Re: howto parse (or determining end) of a line of perl
by choroba (Cardinal) on Aug 25, 2016 at 07:36 UTC
    How have you implemented the calculator? If you already have a parser, just check whether it produces the starting symbol, if not, ask for more input. See for example my Marpa::R2 calculator with variables tolerant to missing semicolons on GitHub.

    ($q=q:Sq=~/;[c](.)(.)/;chr(-||-|5+lengthSq)`"S|oS2"`map{chr |+ord }map{substrSq`S_+|`|}3E|-|`7**2-3:)=~y+S|`+$1,++print+eval$q,q,a,
Re: howto parse (or determining end) of a line of perl
by Eily (Monsignor) on Aug 25, 2016 at 09:23 UTC

    I think I remember LanX talking about a REPL of his where a new line would be prompted and concatenated to the current statement until it did compile. To check for compilation without actually executing anything you can do something like: eval "sub DUMMY { $code }; 1" or die "Failed! $@". Any use statment or BEGIN block will still be executed though.

    Of course this requires a way to cancel the current input, maybe with an EOF token in Linux, or anything that you are not going to put in actual perl code.

    Edit: rephrased the first sentence for clarity.

      eval "sub DUMMY { $code }; 1" ..." -- that does something if "$code" contains a sub, but if you are willing to allow for "less than perfect" (fine for most personal toys), then yeah... don't really need the sub on the outside as it doesn't really provide any extra protection that I know of.

      Another layer of "less than perfect" protection, but w/the advantage of getting a 'default' (overridable) namespace protection, is to put the evaluated code in a separate package namespace -- so all my calculator's namespace evals are done in a 'USER' namespace -- so user routines and constants default to be separated from my machinery namespace (the keyword in many of these solutions being 'default' to allow for simple, DWIM behavior).

      I think there might be some better sandboxing mods in CPAN, if you wanted to get paranoid, but might not be worth the overhead/side effects for a personal 'toy'....;-)

        don't really need the sub on the outside as it doesn't really provide any extra protection that I know of

        It prevents the code from being executed. Except, of course, for BEGIN blocks and use statements (which also execute when you use the -c (compile only) option to perl).

Re: howto parse (or determining end) of a line of perl
by Anonymous Monk on Aug 25, 2016 at 00:42 UTC

    Good luck...

    You could try eval on what you have and if it gives an error change prompt and read more :)

    That may work some of the time, especially if you leave an operator at the end of the line.

    (I have a much better way, but the margins of this note don't have enough room to explain it.)

      Yeah thought about that (eval+error->reprompt). Problem w/that is that evaluating it could change the 'environment' such that re-evaluating it later wouldn't work.

      (Example in my margins; ;-))

        Maybe starting a thread to test compile the expression. "Return" success or fail to the main then end the thread.

        (Maybe I'm misremembering, but I think that threads in Perl work by creating additional PVMs to execute the threads.)

        Or try using Safe (which is a core module) to test-compile the expressions.

::::

PARTS OF THE EXERCISE
- 1) Answer these questions about the thread:
(a) Which core module is suggested for test-compiling the expressions?
(b) In which namespace are all the calculator's namespace evals done?
(c) Which two things still run when code is checked by wrapping it in a dummy sub?
- 2) Retype the part of the thread starting at "(I have a much" and ending at "my margins; ;-))".

DATA SECTION
::::

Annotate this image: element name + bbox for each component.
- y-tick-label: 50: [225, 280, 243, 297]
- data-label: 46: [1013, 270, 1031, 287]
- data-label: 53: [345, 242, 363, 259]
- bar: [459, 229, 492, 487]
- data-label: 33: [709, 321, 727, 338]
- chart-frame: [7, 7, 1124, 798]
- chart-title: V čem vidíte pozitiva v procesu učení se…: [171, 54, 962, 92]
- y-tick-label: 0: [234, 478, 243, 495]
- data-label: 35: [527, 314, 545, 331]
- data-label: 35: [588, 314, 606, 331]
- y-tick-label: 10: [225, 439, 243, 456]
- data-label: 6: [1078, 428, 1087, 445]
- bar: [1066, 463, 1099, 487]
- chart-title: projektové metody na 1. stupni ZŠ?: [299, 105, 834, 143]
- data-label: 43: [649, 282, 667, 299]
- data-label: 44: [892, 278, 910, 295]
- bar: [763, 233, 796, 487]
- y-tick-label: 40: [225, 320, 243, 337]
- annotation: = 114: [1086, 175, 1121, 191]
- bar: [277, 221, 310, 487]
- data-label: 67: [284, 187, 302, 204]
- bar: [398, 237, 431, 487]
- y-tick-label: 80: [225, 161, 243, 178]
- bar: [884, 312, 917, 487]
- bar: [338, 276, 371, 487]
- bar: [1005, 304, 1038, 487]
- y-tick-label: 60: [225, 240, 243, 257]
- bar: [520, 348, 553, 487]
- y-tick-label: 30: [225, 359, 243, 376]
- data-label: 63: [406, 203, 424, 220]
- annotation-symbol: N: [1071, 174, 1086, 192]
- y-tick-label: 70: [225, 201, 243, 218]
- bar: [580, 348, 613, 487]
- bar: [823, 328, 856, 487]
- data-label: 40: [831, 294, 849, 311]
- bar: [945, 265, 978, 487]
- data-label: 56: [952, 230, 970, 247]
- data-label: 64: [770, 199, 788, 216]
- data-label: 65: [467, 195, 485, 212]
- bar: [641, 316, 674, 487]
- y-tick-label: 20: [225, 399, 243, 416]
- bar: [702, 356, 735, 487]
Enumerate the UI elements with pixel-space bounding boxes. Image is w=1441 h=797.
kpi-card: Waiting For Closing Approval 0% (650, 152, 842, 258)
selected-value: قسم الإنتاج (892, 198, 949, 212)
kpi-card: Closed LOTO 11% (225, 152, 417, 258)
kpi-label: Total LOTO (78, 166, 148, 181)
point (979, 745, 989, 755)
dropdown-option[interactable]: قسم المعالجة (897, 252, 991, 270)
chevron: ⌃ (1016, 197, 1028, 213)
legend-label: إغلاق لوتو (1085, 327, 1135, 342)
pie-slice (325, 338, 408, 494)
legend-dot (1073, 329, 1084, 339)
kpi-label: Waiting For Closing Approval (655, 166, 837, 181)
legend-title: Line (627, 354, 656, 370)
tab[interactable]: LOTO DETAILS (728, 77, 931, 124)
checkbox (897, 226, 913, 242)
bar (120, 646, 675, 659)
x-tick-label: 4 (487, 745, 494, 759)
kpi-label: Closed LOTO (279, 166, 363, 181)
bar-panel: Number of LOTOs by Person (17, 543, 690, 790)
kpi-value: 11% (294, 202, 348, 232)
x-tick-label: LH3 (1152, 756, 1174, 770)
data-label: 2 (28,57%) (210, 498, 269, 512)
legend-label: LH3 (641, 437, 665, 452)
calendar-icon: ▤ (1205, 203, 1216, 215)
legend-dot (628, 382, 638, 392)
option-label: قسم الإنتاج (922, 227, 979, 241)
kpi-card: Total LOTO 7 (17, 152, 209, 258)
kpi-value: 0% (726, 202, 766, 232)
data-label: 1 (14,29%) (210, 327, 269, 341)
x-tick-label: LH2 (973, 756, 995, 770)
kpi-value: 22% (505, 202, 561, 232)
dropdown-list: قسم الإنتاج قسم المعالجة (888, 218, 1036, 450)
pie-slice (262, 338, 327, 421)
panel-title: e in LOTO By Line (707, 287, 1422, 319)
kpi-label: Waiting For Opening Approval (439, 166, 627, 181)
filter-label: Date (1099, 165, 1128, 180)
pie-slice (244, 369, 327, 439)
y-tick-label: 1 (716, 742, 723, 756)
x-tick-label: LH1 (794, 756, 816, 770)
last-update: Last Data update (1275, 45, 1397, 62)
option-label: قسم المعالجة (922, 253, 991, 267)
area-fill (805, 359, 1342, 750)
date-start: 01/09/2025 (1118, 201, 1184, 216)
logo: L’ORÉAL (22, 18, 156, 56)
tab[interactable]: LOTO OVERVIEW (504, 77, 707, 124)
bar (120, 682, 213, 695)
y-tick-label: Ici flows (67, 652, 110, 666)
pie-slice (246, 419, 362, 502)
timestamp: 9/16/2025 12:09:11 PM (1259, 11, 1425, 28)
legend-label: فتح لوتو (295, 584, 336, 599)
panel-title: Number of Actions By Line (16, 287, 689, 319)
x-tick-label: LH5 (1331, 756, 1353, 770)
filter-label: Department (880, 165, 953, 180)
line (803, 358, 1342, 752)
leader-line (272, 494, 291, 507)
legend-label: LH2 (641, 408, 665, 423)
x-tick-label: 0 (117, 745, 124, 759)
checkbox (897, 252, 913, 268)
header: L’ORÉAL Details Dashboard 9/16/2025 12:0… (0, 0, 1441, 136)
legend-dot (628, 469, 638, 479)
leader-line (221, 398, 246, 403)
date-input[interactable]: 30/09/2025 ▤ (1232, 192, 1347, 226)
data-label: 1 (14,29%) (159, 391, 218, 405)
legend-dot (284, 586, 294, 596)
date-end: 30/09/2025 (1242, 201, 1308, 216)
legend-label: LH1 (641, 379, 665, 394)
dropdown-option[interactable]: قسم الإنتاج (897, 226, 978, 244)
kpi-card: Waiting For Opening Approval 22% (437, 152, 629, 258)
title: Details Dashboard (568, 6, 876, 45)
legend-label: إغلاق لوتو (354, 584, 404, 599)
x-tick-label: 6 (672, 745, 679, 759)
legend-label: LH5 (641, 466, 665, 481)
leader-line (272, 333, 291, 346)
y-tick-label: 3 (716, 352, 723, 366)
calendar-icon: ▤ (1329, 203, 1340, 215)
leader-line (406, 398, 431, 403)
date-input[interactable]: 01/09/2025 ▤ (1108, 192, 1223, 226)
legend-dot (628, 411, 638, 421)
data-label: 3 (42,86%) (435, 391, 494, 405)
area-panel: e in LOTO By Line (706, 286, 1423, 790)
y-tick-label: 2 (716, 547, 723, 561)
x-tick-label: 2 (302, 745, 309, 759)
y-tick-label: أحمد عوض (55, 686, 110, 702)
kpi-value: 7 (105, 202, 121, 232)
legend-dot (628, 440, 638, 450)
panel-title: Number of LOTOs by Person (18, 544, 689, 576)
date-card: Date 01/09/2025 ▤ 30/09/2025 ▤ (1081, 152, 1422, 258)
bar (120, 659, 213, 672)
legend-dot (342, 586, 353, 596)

::::

ANSWERS TO THE TASKS
- 1)
(a) Safe
(b) The 'USER' namespace
(c) use statements and BEGIN blocks

- 2)
(I have a much better way, but the margins of this note don't have enough room to explain it.)

      Yeah thought about that (eval+error->reprompt). Problem w/that is that evaluating it could change the 'environment' such that re-evaluating it later wouldn't work.

      (Example in my margins; ;-))